Figure record extracts:
____
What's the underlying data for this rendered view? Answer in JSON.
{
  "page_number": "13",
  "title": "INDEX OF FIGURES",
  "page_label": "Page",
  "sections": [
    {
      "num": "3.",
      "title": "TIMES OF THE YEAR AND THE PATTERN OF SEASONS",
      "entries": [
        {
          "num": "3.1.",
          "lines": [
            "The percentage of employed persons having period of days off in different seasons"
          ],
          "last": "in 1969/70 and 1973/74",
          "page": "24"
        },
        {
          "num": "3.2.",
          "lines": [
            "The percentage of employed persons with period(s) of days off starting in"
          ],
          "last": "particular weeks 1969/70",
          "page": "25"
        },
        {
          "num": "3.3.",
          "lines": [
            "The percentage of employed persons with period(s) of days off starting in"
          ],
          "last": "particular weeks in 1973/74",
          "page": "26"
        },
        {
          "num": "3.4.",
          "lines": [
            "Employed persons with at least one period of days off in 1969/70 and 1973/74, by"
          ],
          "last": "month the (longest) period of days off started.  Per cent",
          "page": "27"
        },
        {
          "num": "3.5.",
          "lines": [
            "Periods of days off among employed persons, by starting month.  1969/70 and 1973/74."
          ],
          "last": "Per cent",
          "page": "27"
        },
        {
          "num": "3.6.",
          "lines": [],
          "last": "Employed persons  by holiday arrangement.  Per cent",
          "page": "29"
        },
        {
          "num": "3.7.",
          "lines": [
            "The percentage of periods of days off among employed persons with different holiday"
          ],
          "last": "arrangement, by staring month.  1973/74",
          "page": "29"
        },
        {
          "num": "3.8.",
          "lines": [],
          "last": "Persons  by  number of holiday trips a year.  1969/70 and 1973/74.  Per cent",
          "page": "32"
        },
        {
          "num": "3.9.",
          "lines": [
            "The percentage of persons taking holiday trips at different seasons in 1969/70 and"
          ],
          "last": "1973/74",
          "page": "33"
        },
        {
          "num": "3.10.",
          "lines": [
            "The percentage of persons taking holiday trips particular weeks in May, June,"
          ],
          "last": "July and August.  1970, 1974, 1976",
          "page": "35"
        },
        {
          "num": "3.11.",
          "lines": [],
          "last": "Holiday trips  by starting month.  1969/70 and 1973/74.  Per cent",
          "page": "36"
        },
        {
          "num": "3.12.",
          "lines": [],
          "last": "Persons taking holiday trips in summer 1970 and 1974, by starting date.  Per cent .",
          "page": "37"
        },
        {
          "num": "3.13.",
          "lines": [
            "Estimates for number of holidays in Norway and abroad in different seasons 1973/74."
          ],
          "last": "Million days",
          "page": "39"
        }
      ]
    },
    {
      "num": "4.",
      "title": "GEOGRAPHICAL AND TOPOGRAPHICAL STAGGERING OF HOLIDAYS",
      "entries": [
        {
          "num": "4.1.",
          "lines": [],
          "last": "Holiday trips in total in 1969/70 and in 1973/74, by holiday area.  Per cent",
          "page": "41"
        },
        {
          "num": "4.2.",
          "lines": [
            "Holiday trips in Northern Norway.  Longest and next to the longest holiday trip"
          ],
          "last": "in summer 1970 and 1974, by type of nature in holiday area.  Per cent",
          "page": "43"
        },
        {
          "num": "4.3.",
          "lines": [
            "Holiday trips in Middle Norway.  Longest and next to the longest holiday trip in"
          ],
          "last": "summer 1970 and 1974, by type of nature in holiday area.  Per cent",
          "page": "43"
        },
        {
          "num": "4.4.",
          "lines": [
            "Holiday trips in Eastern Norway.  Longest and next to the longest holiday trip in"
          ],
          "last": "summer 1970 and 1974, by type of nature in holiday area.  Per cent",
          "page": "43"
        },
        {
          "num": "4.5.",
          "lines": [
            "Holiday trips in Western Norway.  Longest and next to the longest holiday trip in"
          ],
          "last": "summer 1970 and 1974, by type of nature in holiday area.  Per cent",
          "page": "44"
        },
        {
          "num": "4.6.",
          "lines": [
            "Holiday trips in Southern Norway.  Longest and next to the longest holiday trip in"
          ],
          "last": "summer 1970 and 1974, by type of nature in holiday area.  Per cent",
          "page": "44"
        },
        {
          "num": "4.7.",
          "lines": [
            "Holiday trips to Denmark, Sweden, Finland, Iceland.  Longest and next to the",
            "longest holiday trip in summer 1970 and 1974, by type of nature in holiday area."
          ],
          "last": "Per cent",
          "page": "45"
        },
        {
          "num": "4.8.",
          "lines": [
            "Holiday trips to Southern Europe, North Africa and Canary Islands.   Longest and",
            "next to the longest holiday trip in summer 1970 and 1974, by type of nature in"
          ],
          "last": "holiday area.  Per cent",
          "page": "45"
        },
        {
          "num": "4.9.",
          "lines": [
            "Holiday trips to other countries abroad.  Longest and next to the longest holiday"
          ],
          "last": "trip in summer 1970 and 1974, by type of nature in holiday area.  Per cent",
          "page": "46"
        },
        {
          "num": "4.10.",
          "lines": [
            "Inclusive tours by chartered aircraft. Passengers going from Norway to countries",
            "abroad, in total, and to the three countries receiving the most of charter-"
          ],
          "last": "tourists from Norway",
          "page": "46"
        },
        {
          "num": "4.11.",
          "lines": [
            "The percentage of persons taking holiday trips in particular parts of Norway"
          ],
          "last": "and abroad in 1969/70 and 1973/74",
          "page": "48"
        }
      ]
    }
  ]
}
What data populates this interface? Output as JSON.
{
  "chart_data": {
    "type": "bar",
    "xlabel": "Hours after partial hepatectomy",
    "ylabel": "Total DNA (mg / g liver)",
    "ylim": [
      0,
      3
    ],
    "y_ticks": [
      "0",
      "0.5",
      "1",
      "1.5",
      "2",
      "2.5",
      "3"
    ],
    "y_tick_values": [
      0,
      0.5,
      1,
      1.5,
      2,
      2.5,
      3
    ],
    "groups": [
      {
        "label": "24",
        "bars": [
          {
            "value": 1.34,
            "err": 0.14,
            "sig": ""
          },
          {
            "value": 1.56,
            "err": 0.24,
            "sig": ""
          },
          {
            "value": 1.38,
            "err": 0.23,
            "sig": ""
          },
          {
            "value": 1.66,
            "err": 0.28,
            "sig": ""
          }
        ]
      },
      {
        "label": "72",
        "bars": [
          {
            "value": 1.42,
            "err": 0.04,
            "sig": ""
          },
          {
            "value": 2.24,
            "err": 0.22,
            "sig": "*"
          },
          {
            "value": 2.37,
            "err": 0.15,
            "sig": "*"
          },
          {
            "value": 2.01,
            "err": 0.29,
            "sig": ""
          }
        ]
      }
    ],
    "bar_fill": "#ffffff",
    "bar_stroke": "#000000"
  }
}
____
[Aim]:
Look through the entries above for the word "What". Copy every line where it shows up.

[Task answer]:
What's the underlying data for this rendered view? Answer in JSON.
What data populates this interface? Output as JSON.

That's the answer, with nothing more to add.